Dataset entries
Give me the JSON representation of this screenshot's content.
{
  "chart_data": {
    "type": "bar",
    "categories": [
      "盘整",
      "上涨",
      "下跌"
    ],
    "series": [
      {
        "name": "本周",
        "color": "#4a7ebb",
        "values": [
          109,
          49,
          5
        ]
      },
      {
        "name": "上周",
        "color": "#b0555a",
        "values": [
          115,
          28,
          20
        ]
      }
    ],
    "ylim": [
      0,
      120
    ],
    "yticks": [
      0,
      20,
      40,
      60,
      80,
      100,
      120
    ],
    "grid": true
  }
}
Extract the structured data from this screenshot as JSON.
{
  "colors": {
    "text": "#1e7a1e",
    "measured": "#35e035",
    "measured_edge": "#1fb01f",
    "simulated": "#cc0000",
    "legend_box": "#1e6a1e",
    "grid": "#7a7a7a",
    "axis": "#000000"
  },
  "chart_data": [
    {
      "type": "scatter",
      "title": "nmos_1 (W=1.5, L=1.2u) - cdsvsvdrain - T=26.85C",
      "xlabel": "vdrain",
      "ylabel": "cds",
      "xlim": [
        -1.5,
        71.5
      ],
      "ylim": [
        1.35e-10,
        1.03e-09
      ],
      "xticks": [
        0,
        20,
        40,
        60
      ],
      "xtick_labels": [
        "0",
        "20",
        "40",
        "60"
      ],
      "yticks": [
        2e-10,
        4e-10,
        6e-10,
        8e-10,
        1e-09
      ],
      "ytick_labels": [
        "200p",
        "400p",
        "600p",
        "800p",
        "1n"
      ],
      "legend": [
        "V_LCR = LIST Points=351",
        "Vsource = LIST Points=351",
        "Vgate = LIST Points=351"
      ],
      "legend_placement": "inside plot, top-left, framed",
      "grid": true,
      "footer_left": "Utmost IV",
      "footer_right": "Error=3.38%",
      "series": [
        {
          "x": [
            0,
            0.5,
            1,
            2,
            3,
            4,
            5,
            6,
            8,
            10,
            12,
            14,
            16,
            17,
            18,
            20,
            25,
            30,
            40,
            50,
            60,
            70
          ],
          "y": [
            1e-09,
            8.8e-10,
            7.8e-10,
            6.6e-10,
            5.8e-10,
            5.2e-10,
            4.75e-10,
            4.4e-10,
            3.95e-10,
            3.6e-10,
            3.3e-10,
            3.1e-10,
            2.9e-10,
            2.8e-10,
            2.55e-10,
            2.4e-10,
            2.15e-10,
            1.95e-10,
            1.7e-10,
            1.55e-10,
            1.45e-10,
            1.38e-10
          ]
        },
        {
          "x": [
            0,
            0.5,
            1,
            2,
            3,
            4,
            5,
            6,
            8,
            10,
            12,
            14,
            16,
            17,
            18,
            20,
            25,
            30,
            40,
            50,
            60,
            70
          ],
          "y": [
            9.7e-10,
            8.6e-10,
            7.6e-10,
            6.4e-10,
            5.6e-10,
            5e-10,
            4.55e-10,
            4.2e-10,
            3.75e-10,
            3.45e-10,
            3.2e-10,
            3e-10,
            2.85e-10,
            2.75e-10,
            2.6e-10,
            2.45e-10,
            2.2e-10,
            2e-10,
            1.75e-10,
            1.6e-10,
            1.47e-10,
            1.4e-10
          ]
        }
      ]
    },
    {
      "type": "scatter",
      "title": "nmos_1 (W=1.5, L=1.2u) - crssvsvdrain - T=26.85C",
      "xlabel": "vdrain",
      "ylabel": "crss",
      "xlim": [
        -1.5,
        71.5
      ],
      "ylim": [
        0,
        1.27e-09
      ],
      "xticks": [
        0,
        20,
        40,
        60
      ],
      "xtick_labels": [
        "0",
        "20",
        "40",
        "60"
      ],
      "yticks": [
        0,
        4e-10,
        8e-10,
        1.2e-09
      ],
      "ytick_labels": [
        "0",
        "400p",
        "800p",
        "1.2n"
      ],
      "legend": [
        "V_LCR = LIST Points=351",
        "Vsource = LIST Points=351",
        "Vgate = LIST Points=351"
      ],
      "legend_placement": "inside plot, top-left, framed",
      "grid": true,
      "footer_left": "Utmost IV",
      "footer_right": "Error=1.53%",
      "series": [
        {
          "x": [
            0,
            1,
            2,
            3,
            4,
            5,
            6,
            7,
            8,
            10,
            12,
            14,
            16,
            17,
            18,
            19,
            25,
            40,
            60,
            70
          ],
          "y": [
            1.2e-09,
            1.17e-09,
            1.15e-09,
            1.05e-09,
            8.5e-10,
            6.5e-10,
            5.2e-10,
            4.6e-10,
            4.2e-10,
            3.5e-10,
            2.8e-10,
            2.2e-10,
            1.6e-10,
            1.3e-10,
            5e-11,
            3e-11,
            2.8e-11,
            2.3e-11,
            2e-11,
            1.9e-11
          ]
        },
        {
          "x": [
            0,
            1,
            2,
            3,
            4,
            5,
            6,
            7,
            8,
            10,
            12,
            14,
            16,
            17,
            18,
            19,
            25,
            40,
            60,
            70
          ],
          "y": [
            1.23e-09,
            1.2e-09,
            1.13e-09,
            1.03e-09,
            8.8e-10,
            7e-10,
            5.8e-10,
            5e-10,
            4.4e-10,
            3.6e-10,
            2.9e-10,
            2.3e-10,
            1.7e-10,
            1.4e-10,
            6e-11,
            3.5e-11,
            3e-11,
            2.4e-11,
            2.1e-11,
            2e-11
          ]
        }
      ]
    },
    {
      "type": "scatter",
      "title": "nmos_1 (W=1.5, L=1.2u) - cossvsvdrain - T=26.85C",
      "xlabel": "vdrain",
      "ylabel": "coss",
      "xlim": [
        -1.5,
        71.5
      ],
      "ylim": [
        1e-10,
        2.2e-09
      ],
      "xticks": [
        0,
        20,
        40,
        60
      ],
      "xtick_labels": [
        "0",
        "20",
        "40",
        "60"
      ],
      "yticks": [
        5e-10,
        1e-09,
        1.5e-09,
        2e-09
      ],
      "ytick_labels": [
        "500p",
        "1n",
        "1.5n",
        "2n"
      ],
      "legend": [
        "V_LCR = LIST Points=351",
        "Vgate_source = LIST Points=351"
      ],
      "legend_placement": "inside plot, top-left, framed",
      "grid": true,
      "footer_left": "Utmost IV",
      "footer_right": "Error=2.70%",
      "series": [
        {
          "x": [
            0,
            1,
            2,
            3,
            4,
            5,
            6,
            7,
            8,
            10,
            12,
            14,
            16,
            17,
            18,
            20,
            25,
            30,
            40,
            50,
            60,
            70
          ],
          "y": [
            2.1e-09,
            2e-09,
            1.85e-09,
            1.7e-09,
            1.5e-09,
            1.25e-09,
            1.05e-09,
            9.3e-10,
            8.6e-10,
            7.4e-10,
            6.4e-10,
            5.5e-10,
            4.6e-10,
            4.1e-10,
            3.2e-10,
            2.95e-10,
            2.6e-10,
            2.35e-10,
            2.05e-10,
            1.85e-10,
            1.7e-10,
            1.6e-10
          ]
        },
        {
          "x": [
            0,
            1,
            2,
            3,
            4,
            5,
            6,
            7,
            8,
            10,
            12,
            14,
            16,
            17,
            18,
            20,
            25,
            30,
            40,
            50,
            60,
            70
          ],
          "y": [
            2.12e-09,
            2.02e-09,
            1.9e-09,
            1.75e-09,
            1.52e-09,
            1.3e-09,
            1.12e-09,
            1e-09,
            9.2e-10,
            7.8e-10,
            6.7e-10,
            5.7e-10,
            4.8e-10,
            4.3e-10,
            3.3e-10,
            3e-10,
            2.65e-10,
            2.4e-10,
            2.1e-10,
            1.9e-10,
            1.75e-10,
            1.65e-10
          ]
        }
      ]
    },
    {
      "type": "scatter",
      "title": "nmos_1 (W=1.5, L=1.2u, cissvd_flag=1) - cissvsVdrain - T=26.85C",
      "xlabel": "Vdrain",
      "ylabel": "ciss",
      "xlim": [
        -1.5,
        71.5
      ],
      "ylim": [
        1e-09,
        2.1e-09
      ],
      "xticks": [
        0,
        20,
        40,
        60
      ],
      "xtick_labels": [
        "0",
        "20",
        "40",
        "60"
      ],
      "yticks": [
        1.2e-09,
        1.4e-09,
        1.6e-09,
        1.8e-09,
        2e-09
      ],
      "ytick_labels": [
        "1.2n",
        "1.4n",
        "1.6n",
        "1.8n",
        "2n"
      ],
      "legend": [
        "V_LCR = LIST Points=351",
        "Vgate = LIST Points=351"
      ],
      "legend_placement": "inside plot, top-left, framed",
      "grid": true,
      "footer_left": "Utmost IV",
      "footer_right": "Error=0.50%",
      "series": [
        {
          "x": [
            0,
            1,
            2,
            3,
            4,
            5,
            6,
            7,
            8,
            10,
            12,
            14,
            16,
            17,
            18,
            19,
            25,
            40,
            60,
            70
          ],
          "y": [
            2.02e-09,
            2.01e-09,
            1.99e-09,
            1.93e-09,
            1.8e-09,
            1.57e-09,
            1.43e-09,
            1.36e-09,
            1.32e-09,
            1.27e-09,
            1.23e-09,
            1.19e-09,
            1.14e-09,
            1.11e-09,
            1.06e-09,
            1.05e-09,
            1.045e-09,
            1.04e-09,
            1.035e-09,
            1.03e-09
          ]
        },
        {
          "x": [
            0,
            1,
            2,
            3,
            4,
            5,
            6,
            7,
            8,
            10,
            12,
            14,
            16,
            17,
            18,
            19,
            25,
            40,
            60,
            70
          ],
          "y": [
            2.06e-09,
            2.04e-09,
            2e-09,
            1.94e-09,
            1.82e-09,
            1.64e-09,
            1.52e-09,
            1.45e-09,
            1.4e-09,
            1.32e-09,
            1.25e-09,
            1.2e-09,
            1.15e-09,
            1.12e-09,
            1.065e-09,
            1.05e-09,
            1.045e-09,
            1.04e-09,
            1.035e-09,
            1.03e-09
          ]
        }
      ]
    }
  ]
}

## Stated problem
Pull every line containing the word "this" out of the material.

## Result of the task
Give me the JSON representation of this screenshot's content.
Extract the structured data from this screenshot as JSON.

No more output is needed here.